_Your task_: Take the entries below and give them back exactly. Leave out nothing.

[Saved data entries]
################

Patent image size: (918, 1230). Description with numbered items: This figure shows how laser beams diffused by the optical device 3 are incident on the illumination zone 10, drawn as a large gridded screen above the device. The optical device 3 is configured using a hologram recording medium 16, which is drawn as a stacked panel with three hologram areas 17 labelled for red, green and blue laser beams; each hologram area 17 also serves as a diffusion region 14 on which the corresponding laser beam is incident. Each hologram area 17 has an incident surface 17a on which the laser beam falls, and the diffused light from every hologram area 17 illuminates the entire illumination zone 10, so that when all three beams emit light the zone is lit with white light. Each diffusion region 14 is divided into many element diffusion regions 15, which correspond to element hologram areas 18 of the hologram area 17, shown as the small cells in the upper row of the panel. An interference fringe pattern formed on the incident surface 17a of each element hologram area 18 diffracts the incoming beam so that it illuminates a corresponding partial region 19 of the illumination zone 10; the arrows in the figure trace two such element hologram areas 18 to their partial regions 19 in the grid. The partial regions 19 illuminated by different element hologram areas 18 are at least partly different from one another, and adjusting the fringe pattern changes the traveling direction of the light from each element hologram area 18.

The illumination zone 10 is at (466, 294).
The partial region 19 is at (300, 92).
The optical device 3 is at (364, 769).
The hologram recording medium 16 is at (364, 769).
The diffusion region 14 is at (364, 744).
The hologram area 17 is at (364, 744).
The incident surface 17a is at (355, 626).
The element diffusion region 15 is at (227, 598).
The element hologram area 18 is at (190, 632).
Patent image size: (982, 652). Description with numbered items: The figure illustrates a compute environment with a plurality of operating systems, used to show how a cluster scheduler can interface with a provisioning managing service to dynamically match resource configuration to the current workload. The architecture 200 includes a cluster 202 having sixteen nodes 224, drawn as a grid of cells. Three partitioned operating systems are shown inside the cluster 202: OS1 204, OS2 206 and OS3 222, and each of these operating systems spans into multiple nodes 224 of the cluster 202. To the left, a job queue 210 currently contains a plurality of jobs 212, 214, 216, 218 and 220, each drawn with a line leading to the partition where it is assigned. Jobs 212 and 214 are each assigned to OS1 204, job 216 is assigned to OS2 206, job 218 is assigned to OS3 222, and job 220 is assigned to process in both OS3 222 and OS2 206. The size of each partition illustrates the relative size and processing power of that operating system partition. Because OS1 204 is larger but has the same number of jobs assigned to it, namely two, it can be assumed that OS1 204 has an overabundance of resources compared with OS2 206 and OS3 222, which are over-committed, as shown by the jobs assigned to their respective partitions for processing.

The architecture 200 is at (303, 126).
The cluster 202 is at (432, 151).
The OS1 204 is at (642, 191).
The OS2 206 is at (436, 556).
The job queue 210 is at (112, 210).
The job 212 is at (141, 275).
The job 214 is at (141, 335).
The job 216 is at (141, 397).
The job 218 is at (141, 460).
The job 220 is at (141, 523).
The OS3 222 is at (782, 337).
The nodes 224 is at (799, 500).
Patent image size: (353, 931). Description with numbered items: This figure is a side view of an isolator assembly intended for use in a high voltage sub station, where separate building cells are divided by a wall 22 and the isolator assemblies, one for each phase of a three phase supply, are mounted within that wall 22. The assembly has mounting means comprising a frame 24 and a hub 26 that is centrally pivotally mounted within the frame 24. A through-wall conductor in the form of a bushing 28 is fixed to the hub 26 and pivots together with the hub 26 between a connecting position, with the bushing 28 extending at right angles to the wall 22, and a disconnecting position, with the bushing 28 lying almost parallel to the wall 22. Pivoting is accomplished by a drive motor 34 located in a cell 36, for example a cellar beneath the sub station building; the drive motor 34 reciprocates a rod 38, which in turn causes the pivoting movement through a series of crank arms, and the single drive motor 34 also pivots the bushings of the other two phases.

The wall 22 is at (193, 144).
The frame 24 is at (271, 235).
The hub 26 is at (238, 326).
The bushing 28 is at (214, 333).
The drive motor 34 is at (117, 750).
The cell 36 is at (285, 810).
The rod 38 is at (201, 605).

################

_Written response_:
Patent image size: (918, 1230). Description with numbered items: This figure shows how laser beams diffused by the optical device 3 are incident on the illumination zone 10, drawn as a large gridded screen above the device. The optical device 3 is configured using a hologram recording medium 16, which is drawn as a stacked panel with three hologram areas 17 labelled for red, green and blue laser beams; each hologram area 17 also serves as a diffusion region 14 on which the corresponding laser beam is incident. Each hologram area 17 has an incident surface 17a on which the laser beam falls, and the diffused light from every hologram area 17 illuminates the entire illumination zone 10, so that when all three beams emit light the zone is lit with white light. Each diffusion region 14 is divided into many element diffusion regions 15, which correspond to element hologram areas 18 of the hologram area 17, shown as the small cells in the upper row of the panel. An interference fringe pattern formed on the incident surface 17a of each element hologram area 18 diffracts the incoming beam so that it illuminates a corresponding partial region 19 of the illumination zone 10; the arrows in the figure trace two such element hologram areas 18 to their partial regions 19 in the grid. The partial regions 19 illuminated by different element hologram areas 18 are at least partly different from one another, and adjusting the fringe pattern changes the traveling direction of the light from each element hologram area 18.

The illumination zone 10 is at (466, 294).
The partial region 19 is at (300, 92).
The optical device 3 is at (364, 769).
The hologram recording medium 16 is at (364, 769).
The diffusion region 14 is at (364, 744).
The hologram area 17 is at (364, 744).
The incident surface 17a is at (355, 626).
The element diffusion region 15 is at (227, 598).
The element hologram area 18 is at (190, 632).
Patent image size: (982, 652). Description with numbered items: The figure illustrates a compute environment with a plurality of operating systems, used to show how a cluster scheduler can interface with a provisioning managing service to dynamically match resource configuration to the current workload. The architecture 200 includes a cluster 202 having sixteen nodes 224, drawn as a grid of cells. Three partitioned operating systems are shown inside the cluster 202: OS1 204, OS2 206 and OS3 222, and each of these operating systems spans into multiple nodes 224 of the cluster 202. To the left, a job queue 210 currently contains a plurality of jobs 212, 214, 216, 218 and 220, each drawn with a line leading to the partition where it is assigned. Jobs 212 and 214 are each assigned to OS1 204, job 216 is assigned to OS2 206, job 218 is assigned to OS3 222, and job 220 is assigned to process in both OS3 222 and OS2 206. The size of each partition illustrates the relative size and processing power of that operating system partition. Because OS1 204 is larger but has the same number of jobs assigned to it, namely two, it can be assumed that OS1 204 has an overabundance of resources compared with OS2 206 and OS3 222, which are over-committed, as shown by the jobs assigned to their respective partitions for processing.

The architecture 200 is at (303, 126).
The cluster 202 is at (432, 151).
The OS1 204 is at (642, 191).
The OS2 206 is at (436, 556).
The job queue 210 is at (112, 210).
The job 212 is at (141, 275).
The job 214 is at (141, 335).
The job 216 is at (141, 397).
The job 218 is at (141, 460).
The job 220 is at (141, 523).
The OS3 222 is at (782, 337).
The nodes 224 is at (799, 500).
Patent image size: (353, 931). Description with numbered items: This figure is a side view of an isolator assembly intended for use in a high voltage sub station, where separate building cells are divided by a wall 22 and the isolator assemblies, one for each phase of a three phase supply, are mounted within that wall 22. The assembly has mounting means comprising a frame 24 and a hub 26 that is centrally pivotally mounted within the frame 24. A through-wall conductor in the form of a bushing 28 is fixed to the hub 26 and pivots together with the hub 26 between a connecting position, with the bushing 28 extending at right angles to the wall 22, and a disconnecting position, with the bushing 28 lying almost parallel to the wall 22. Pivoting is accomplished by a drive motor 34 located in a cell 36, for example a cellar beneath the sub station building; the drive motor 34 reciprocates a rod 38, which in turn causes the pivoting movement through a series of crank arms, and the single drive motor 34 also pivots the bushings of the other two phases.

The wall 22 is at (193, 144).
The frame 24 is at (271, 235).
The hub 26 is at (238, 326).
The bushing 28 is at (214, 333).
The drive motor 34 is at (117, 750).
The cell 36 is at (285, 810).
The rod 38 is at (201, 605).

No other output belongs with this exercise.